Start of Supplied data

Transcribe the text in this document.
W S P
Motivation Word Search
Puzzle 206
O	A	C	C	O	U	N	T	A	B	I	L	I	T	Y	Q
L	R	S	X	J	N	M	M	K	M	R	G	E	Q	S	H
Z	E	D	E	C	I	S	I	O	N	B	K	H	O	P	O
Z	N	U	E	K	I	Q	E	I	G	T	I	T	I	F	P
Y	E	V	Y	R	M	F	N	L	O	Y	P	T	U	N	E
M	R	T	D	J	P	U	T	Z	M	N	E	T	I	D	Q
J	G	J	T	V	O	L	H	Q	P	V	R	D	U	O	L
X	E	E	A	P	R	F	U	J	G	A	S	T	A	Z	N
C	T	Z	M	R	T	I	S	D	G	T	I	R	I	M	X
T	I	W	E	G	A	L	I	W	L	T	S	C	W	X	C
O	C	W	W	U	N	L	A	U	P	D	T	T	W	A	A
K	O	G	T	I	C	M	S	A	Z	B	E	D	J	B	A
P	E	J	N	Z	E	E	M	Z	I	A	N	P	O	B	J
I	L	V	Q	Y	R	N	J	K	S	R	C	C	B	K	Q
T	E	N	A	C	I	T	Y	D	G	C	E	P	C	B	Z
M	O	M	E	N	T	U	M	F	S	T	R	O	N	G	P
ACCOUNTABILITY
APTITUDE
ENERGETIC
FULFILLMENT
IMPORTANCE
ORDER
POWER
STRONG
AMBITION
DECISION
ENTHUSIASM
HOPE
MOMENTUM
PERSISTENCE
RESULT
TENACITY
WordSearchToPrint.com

End of Supplied data

■ Short task:
Reproduce the data, keeping every line exactly the same.

■ Answer to the problem:
Transcribe the text in this document.
W S P
Motivation Word Search
Puzzle 206
O	A	C	C	O	U	N	T	A	B	I	L	I	T	Y	Q
L	R	S	X	J	N	M	M	K	M	R	G	E	Q	S	H
Z	E	D	E	C	I	S	I	O	N	B	K	H	O	P	O
Z	N	U	E	K	I	Q	E	I	G	T	I	T	I	F	P
Y	E	V	Y	R	M	F	N	L	O	Y	P	T	U	N	E
M	R	T	D	J	P	U	T	Z	M	N	E	T	I	D	Q
J	G	J	T	V	O	L	H	Q	P	V	R	D	U	O	L
X	E	E	A	P	R	F	U	J	G	A	S	T	A	Z	N
C	T	Z	M	R	T	I	S	D	G	T	I	R	I	M	X
T	I	W	E	G	A	L	I	W	L	T	S	C	W	X	C
O	C	W	W	U	N	L	A	U	P	D	T	T	W	A	A
K	O	G	T	I	C	M	S	A	Z	B	E	D	J	B	A
P	E	J	N	Z	E	E	M	Z	I	A	N	P	O	B	J
I	L	V	Q	Y	R	N	J	K	S	R	C	C	B	K	Q
T	E	N	A	C	I	T	Y	D	G	C	E	P	C	B	Z
M	O	M	E	N	T	U	M	F	S	T	R	O	N	G	P
ACCOUNTABILITY
APTITUDE
ENERGETIC
FULFILLMENT
IMPORTANCE
ORDER
POWER
STRONG
AMBITION
DECISION
ENTHUSIASM
HOPE
MOMENTUM
PERSISTENCE
RESULT
TENACITY
WordSearchToPrint.com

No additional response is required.